Records excerpted from a collection:
▬▬▬

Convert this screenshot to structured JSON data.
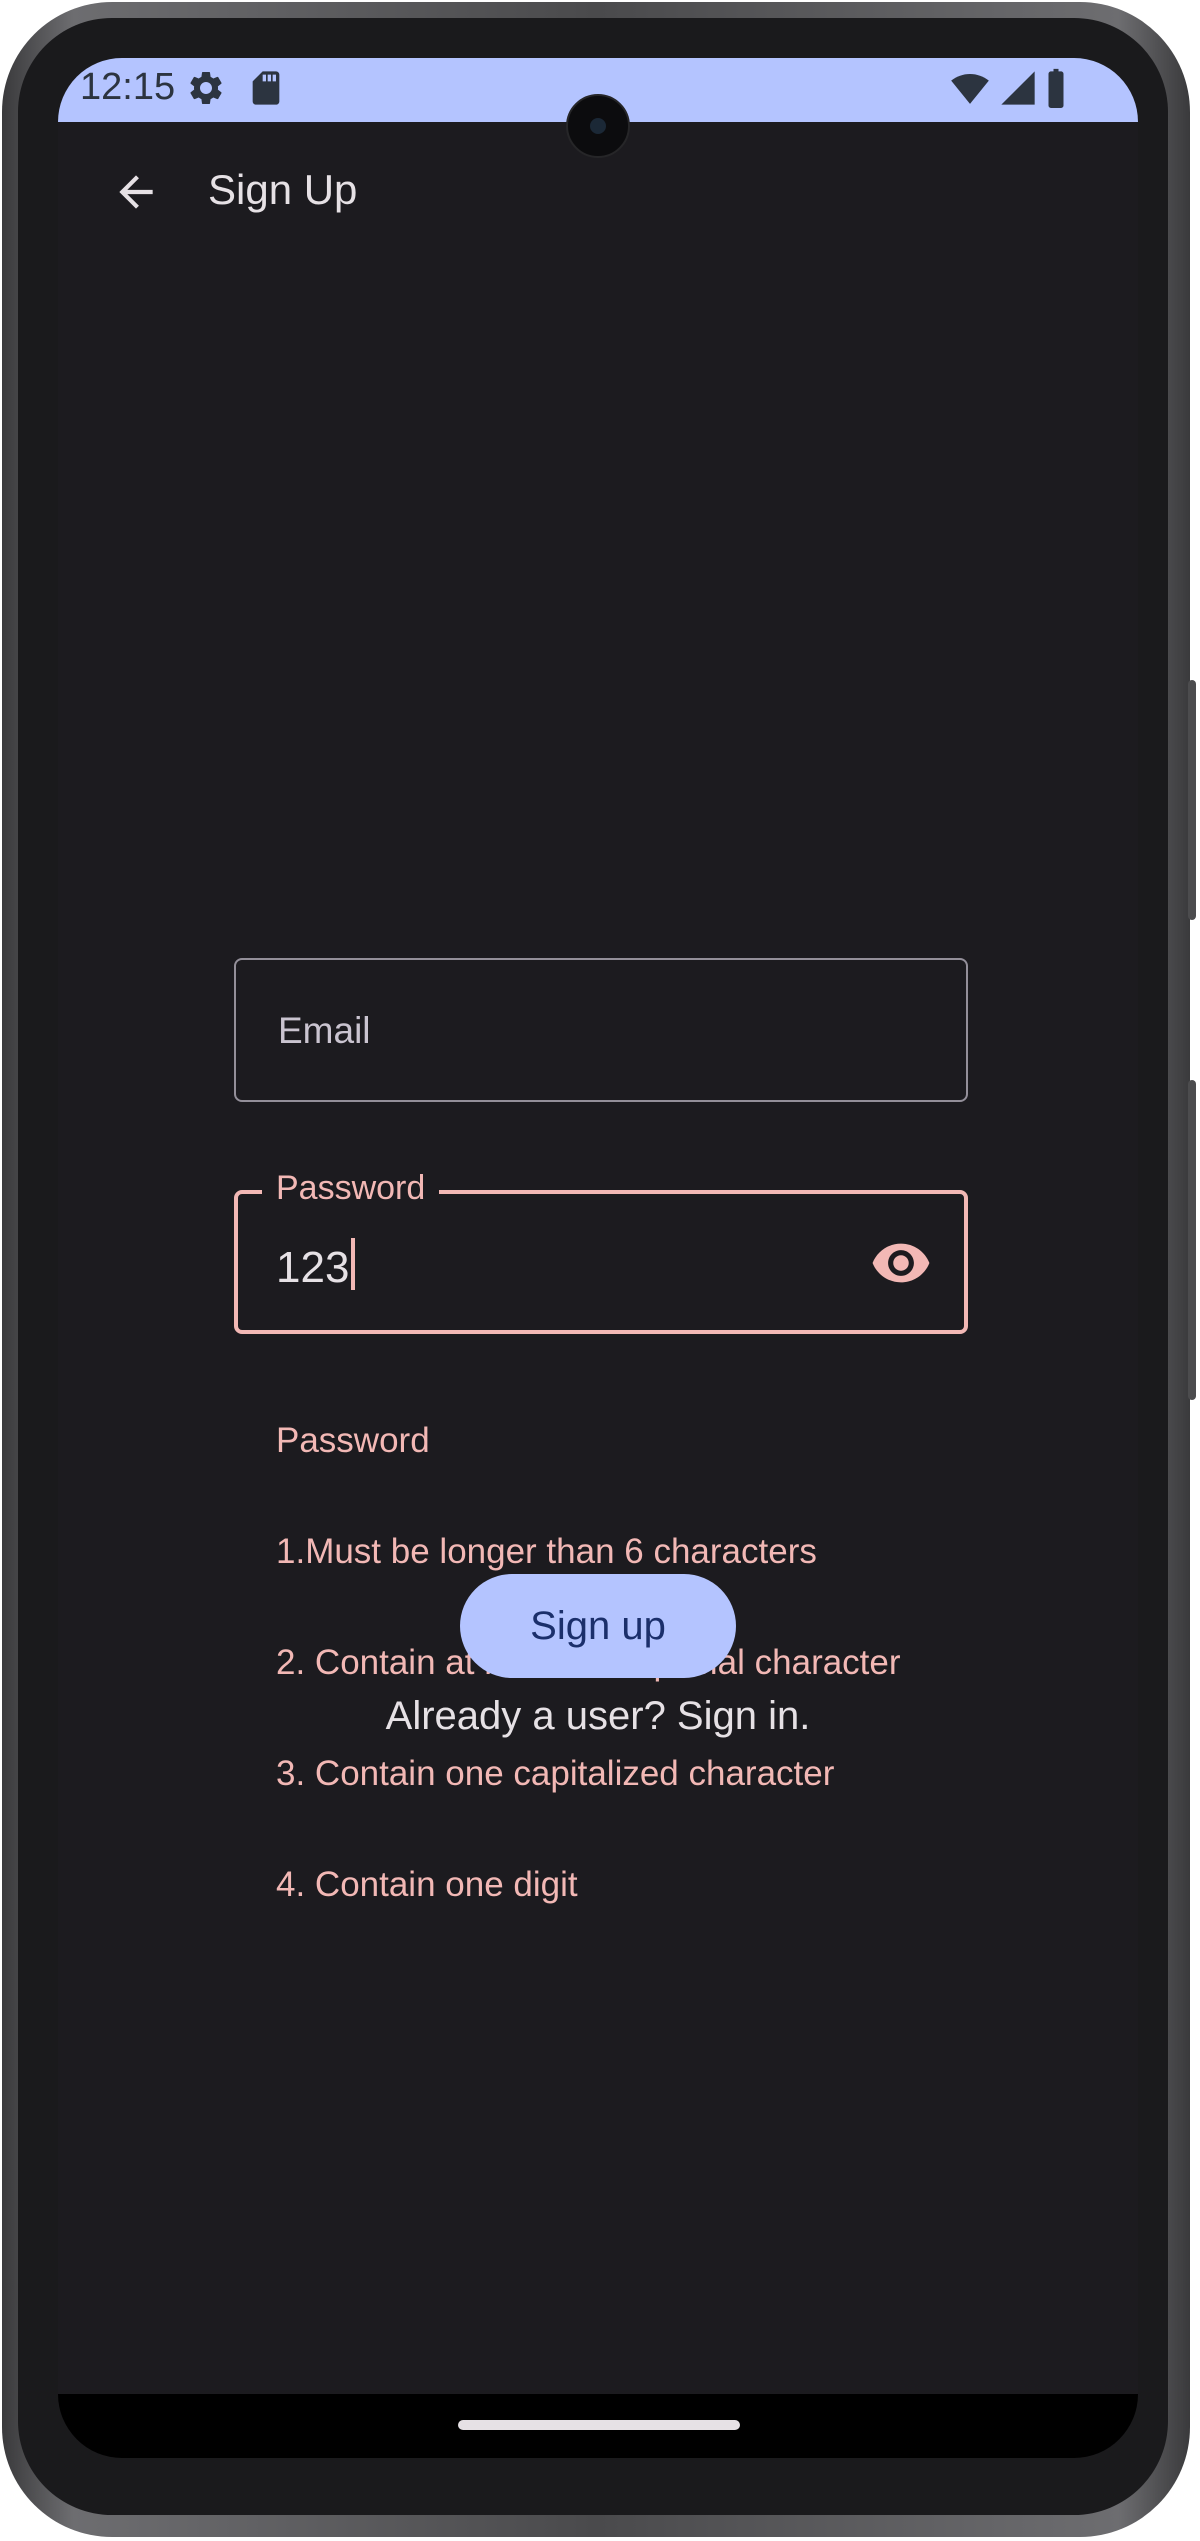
{
  "status_bar": {
    "time": "12:15",
    "left_icons": [
      "gear-icon",
      "sd-card-icon"
    ],
    "right_icons": [
      "wifi-icon",
      "cell-signal-icon",
      "battery-icon"
    ],
    "background": "#b4c4ff"
  },
  "app_bar": {
    "title": "Sign Up",
    "back_icon": "arrow-back-icon"
  },
  "form": {
    "email": {
      "placeholder": "Email",
      "value": ""
    },
    "password": {
      "label": "Password",
      "value": "123",
      "visibility_icon": "eye-icon",
      "error_color": "#f2b8b5",
      "supporting_text": [
        "Password",
        "1.Must be longer than 6 characters",
        "2. Contain at least one special character",
        "3. Contain one capitalized character",
        "4. Contain one digit"
      ]
    },
    "submit_label": "Sign up",
    "signin_link": "Already a user? Sign in."
  },
  "colors": {
    "background": "#1c1b1f",
    "primary": "#b4c4ff",
    "error": "#f2b8b5",
    "on_surface": "#e6e1e5"
  }
}
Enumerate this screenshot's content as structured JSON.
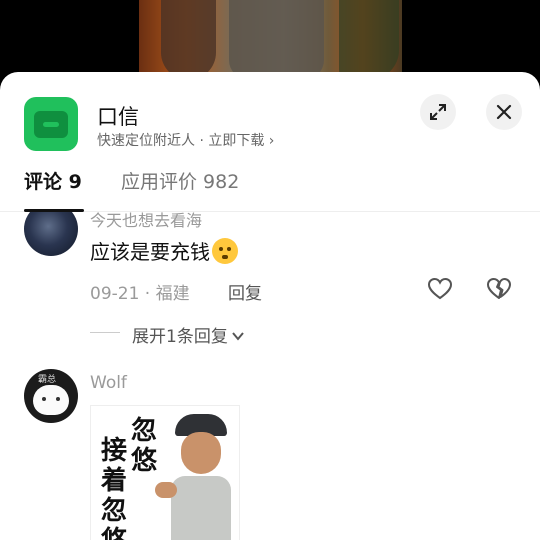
{
  "app": {
    "name": "口信",
    "subtitle": "快速定位附近人 · 立即下载 ›"
  },
  "tabs": [
    {
      "label": "评论 9",
      "active": true
    },
    {
      "label": "应用评价 982",
      "active": false
    }
  ],
  "comments": [
    {
      "partial_text": "今天也想去看海",
      "text": "应该是要充钱",
      "meta": "09-21 · 福建",
      "reply_label": "回复",
      "expand_label": "展开1条回复"
    },
    {
      "user": "Wolf",
      "meme_text_col1": "忽悠",
      "meme_text_col2": "接着忽悠",
      "avatar_text": "霸总"
    }
  ],
  "colors": {
    "accent_green": "#20c05c",
    "text_primary": "#111111",
    "text_secondary": "#9a9a9a"
  }
}
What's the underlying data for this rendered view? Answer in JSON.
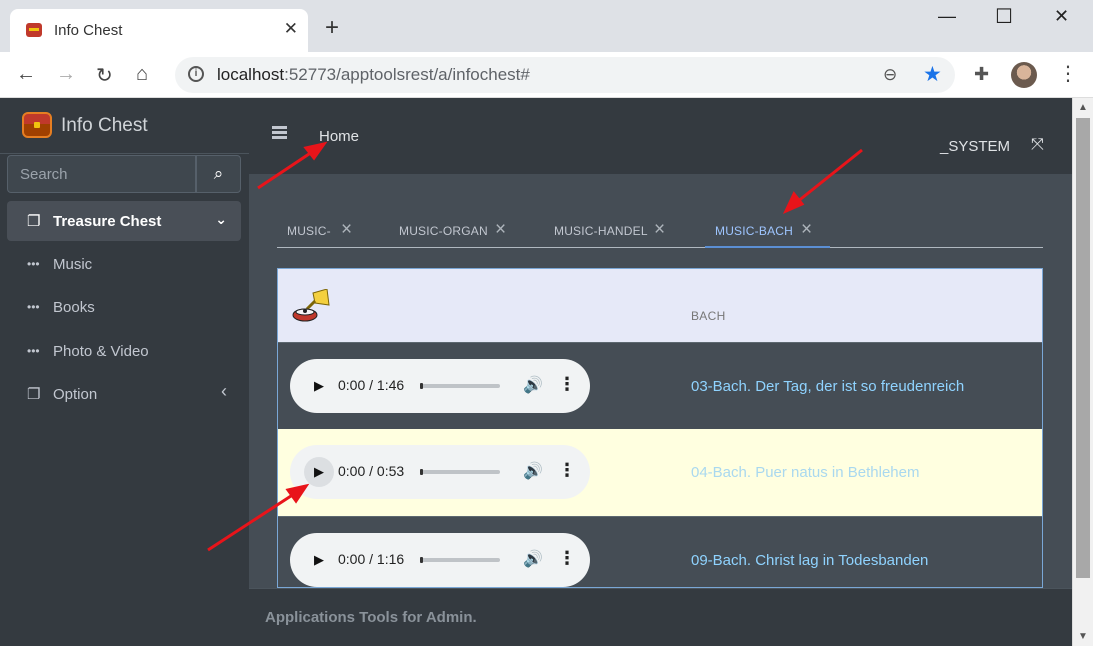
{
  "browser": {
    "tab_title": "Info Chest",
    "tab_close": "✕",
    "new_tab": "+",
    "url_host": "localhost",
    "url_rest": ":52773/apptoolsrest/a/infochest#",
    "win_min": "—",
    "win_max": "☐",
    "win_close": "✕"
  },
  "sidebar": {
    "brand": "Info Chest",
    "search_placeholder": "Search",
    "items": [
      {
        "label": "Treasure Chest",
        "icon": "copy-icon",
        "right": "⌄"
      },
      {
        "label": "Music",
        "icon": "ellipsis-icon"
      },
      {
        "label": "Books",
        "icon": "ellipsis-icon"
      },
      {
        "label": "Photo & Video",
        "icon": "ellipsis-icon"
      },
      {
        "label": "Option",
        "icon": "copy-icon",
        "right": "‹"
      }
    ]
  },
  "header": {
    "home": "Home",
    "user": "_SYSTEM"
  },
  "tabs": [
    {
      "label": "MUSIC-"
    },
    {
      "label": "MUSIC-ORGAN"
    },
    {
      "label": "MUSIC-HANDEL"
    },
    {
      "label": "MUSIC-BACH",
      "active": true
    }
  ],
  "panel": {
    "heading": "BACH",
    "tracks": [
      {
        "time": "0:00 / 1:46",
        "title": "03-Bach. Der Tag, der ist so freudenreich"
      },
      {
        "time": "0:00 / 0:53",
        "title": "04-Bach. Puer natus in Bethlehem"
      },
      {
        "time": "0:00 / 1:16",
        "title": "09-Bach. Christ lag in Todesbanden"
      }
    ]
  },
  "footer": {
    "text": "Applications Tools for Admin."
  },
  "colors": {
    "sidebar_bg": "#343a40",
    "content_bg": "#454d55",
    "active_tab": "#9ec5ff",
    "highlight_row": "#ffffe0",
    "annotation_arrow": "#e8141a"
  }
}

▬▬▬

§ **Stated task**: Strip out the images, then output the records above word for word.

§ **Exercise solution**:
Convert this screenshot to structured JSON data.
{
  "status_bar": {
    "time": "12:15",
    "left_icons": [
      "gear-icon",
      "sd-card-icon"
    ],
    "right_icons": [
      "wifi-icon",
      "cell-signal-icon",
      "battery-icon"
    ],
    "background": "#b4c4ff"
  },
  "app_bar": {
    "title": "Sign Up",
    "back_icon": "arrow-back-icon"
  },
  "form": {
    "email": {
      "placeholder": "Email",
      "value": ""
    },
    "password": {
      "label": "Password",
      "value": "123",
      "visibility_icon": "eye-icon",
      "error_color": "#f2b8b5",
      "supporting_text": [
        "Password",
        "1.Must be longer than 6 characters",
        "2. Contain at least one special character",
        "3. Contain one capitalized character",
        "4. Contain one digit"
      ]
    },
    "submit_label": "Sign up",
    "signin_link": "Already a user? Sign in."
  },
  "colors": {
    "background": "#1c1b1f",
    "primary": "#b4c4ff",
    "error": "#f2b8b5",
    "on_surface": "#e6e1e5"
  }
}
Enumerate this screenshot's content as structured JSON.
{
  "app": {
    "name": "口信",
    "subtitle": "快速定位附近人 · 立即下载 ›"
  },
  "tabs": [
    {
      "label": "评论 9",
      "active": true
    },
    {
      "label": "应用评价 982",
      "active": false
    }
  ],
  "comments": [
    {
      "partial_text": "今天也想去看海",
      "text": "应该是要充钱",
      "meta": "09-21 · 福建",
      "reply_label": "回复",
      "expand_label": "展开1条回复"
    },
    {
      "user": "Wolf",
      "meme_text_col1": "忽悠",
      "meme_text_col2": "接着忽悠",
      "avatar_text": "霸总"
    }
  ],
  "colors": {
    "accent_green": "#20c05c",
    "text_primary": "#111111",
    "text_secondary": "#9a9a9a"
  }
}
What's the underlying data for this rendered view? Answer in JSON.
{
  "browser": {
    "tab_title": "Info Chest",
    "tab_close": "✕",
    "new_tab": "+",
    "url_host": "localhost",
    "url_rest": ":52773/apptoolsrest/a/infochest#",
    "win_min": "—",
    "win_max": "☐",
    "win_close": "✕"
  },
  "sidebar": {
    "brand": "Info Chest",
    "search_placeholder": "Search",
    "items": [
      {
        "label": "Treasure Chest",
        "icon": "copy-icon",
        "right": "⌄"
      },
      {
        "label": "Music",
        "icon": "ellipsis-icon"
      },
      {
        "label": "Books",
        "icon": "ellipsis-icon"
      },
      {
        "label": "Photo & Video",
        "icon": "ellipsis-icon"
      },
      {
        "label": "Option",
        "icon": "copy-icon",
        "right": "‹"
      }
    ]
  },
  "header": {
    "home": "Home",
    "user": "_SYSTEM"
  },
  "tabs": [
    {
      "label": "MUSIC-"
    },
    {
      "label": "MUSIC-ORGAN"
    },
    {
      "label": "MUSIC-HANDEL"
    },
    {
      "label": "MUSIC-BACH",
      "active": true
    }
  ],
  "panel": {
    "heading": "BACH",
    "tracks": [
      {
        "time": "0:00 / 1:46",
        "title": "03-Bach. Der Tag, der ist so freudenreich"
      },
      {
        "time": "0:00 / 0:53",
        "title": "04-Bach. Puer natus in Bethlehem"
      },
      {
        "time": "0:00 / 1:16",
        "title": "09-Bach. Christ lag in Todesbanden"
      }
    ]
  },
  "footer": {
    "text": "Applications Tools for Admin."
  },
  "colors": {
    "sidebar_bg": "#343a40",
    "content_bg": "#454d55",
    "active_tab": "#9ec5ff",
    "highlight_row": "#ffffe0",
    "annotation_arrow": "#e8141a"
  }
}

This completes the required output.